## [PROBLEM DETAILS]
Using the material that follows, identify and copy each line with the string "Oosterbeek".

─── MATERIAL FOR THIS EXERCISE

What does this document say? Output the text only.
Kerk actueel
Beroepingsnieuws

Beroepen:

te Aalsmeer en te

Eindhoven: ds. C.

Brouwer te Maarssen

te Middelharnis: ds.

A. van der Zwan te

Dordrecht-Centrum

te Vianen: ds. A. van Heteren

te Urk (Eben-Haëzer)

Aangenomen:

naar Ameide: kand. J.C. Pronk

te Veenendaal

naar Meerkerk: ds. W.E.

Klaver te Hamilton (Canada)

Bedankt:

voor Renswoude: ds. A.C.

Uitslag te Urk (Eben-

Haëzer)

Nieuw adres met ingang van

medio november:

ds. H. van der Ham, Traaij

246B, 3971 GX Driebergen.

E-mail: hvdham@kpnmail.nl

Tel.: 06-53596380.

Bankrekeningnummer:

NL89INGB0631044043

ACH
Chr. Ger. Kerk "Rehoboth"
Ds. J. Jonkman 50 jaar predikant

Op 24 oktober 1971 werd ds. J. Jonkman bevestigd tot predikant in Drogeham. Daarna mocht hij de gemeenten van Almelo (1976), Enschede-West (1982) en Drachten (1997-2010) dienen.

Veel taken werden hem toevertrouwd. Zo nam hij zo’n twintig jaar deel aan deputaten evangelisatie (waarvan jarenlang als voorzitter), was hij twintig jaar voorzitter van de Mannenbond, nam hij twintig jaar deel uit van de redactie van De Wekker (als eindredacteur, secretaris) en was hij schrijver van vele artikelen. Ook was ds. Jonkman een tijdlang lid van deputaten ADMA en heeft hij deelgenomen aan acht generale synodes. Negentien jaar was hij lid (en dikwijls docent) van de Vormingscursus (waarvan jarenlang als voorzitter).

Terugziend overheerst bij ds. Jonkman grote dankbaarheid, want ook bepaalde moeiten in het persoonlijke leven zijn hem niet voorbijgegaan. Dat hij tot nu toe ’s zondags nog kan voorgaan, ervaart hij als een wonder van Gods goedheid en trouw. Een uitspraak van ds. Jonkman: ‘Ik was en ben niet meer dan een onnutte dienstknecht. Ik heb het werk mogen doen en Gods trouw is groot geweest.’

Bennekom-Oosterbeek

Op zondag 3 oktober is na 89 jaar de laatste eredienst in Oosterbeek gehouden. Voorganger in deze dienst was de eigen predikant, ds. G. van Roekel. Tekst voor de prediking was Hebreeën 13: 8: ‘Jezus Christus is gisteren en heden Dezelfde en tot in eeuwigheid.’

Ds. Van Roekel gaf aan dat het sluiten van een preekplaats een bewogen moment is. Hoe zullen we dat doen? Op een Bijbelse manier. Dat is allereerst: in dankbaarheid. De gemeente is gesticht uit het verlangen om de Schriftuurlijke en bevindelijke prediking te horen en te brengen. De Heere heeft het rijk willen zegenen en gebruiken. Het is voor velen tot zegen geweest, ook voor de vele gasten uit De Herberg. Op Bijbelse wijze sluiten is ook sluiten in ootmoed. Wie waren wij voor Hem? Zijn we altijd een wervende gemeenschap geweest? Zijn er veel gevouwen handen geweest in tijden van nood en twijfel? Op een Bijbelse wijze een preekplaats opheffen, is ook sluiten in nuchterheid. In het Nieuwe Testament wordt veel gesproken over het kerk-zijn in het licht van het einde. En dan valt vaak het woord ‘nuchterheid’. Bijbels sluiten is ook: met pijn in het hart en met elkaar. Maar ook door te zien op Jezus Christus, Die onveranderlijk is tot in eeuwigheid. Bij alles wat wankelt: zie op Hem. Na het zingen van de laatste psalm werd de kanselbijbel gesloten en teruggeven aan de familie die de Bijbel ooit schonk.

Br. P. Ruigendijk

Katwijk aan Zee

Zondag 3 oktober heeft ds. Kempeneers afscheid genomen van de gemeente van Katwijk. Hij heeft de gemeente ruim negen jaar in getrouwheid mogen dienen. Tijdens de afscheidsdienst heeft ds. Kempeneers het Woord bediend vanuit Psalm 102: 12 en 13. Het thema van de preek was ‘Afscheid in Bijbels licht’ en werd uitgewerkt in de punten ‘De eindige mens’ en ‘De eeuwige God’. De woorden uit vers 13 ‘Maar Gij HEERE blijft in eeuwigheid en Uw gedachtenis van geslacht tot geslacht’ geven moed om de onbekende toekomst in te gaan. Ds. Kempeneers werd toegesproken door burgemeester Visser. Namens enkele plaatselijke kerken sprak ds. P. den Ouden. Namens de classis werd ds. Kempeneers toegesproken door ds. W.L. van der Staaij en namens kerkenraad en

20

──────

## [OUTPUT OF THE EXERCISE]
Bennekom-Oosterbeek
Op zondag 3 oktober is na 89 jaar de laatste eredienst in Oosterbeek gehouden. Voorganger in deze dienst was de eigen predikant, ds. G. van Roekel. Tekst voor de prediking was Hebreeën 13: 8: ‘Jezus Christus is gisteren en heden Dezelfde en tot in eeuwigheid.’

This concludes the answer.